Problem requirements:
Type out the complete listing below word for word, without its pictures.

::: Raw data :::

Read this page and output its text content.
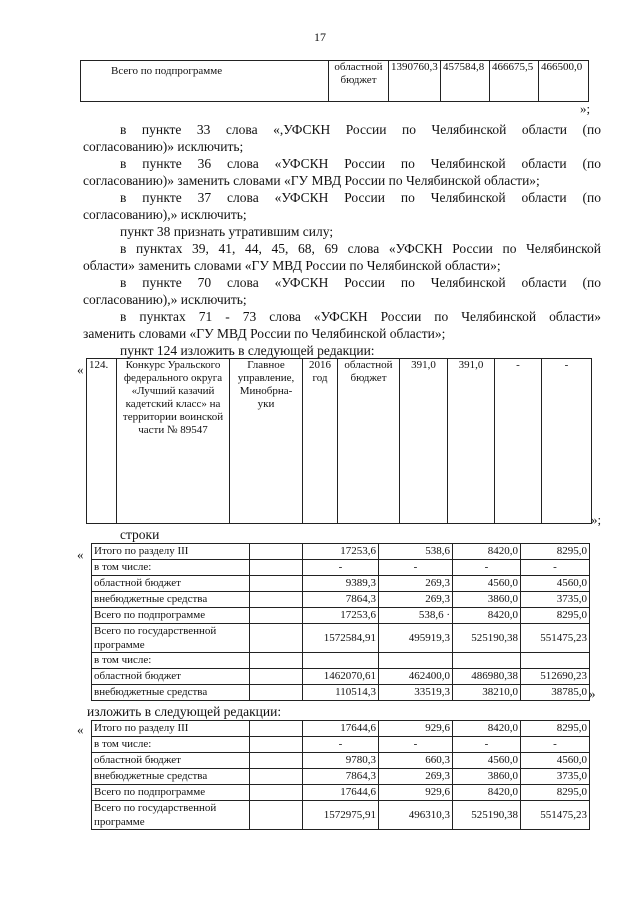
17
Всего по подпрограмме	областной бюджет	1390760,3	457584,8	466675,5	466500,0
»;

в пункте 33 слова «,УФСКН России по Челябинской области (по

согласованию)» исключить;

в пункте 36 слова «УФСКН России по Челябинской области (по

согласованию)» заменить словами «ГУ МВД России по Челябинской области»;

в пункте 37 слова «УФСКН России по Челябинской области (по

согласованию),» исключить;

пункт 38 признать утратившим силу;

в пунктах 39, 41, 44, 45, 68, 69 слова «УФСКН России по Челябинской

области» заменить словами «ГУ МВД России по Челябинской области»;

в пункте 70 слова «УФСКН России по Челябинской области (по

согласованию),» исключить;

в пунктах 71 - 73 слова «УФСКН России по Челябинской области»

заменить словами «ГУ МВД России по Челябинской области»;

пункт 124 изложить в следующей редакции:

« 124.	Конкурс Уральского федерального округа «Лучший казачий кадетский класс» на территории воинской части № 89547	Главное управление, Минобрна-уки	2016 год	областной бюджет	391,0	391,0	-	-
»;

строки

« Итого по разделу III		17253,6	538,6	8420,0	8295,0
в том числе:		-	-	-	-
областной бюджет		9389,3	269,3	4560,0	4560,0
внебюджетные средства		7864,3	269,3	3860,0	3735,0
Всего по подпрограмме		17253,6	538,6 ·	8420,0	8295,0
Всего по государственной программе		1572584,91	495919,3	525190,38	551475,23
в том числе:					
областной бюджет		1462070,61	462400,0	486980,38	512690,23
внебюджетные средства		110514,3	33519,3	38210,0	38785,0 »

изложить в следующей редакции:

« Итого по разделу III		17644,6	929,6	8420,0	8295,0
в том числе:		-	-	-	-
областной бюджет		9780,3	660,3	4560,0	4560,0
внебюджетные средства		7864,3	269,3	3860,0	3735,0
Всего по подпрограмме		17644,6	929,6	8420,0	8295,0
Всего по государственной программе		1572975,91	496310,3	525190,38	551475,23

:::

Solved problem:
Read this page and output its text content.
17
Всего по подпрограмме	областной бюджет	1390760,3	457584,8	466675,5	466500,0
»;

в пункте 33 слова «,УФСКН России по Челябинской области (по

согласованию)» исключить;

в пункте 36 слова «УФСКН России по Челябинской области (по

согласованию)» заменить словами «ГУ МВД России по Челябинской области»;

в пункте 37 слова «УФСКН России по Челябинской области (по

согласованию),» исключить;

пункт 38 признать утратившим силу;

в пунктах 39, 41, 44, 45, 68, 69 слова «УФСКН России по Челябинской

области» заменить словами «ГУ МВД России по Челябинской области»;

в пункте 70 слова «УФСКН России по Челябинской области (по

согласованию),» исключить;

в пунктах 71 - 73 слова «УФСКН России по Челябинской области»

заменить словами «ГУ МВД России по Челябинской области»;

пункт 124 изложить в следующей редакции:

« 124.	Конкурс Уральского федерального округа «Лучший казачий кадетский класс» на территории воинской части № 89547	Главное управление, Минобрна-уки	2016 год	областной бюджет	391,0	391,0	-	-
»;

строки

« Итого по разделу III		17253,6	538,6	8420,0	8295,0
в том числе:		-	-	-	-
областной бюджет		9389,3	269,3	4560,0	4560,0
внебюджетные средства		7864,3	269,3	3860,0	3735,0
Всего по подпрограмме		17253,6	538,6 ·	8420,0	8295,0
Всего по государственной программе		1572584,91	495919,3	525190,38	551475,23
в том числе:					
областной бюджет		1462070,61	462400,0	486980,38	512690,23
внебюджетные средства		110514,3	33519,3	38210,0	38785,0 »

изложить в следующей редакции:

« Итого по разделу III		17644,6	929,6	8420,0	8295,0
в том числе:		-	-	-	-
областной бюджет		9780,3	660,3	4560,0	4560,0
внебюджетные средства		7864,3	269,3	3860,0	3735,0
Всего по подпрограмме		17644,6	929,6	8420,0	8295,0
Всего по государственной программе		1572975,91	496310,3	525190,38	551475,23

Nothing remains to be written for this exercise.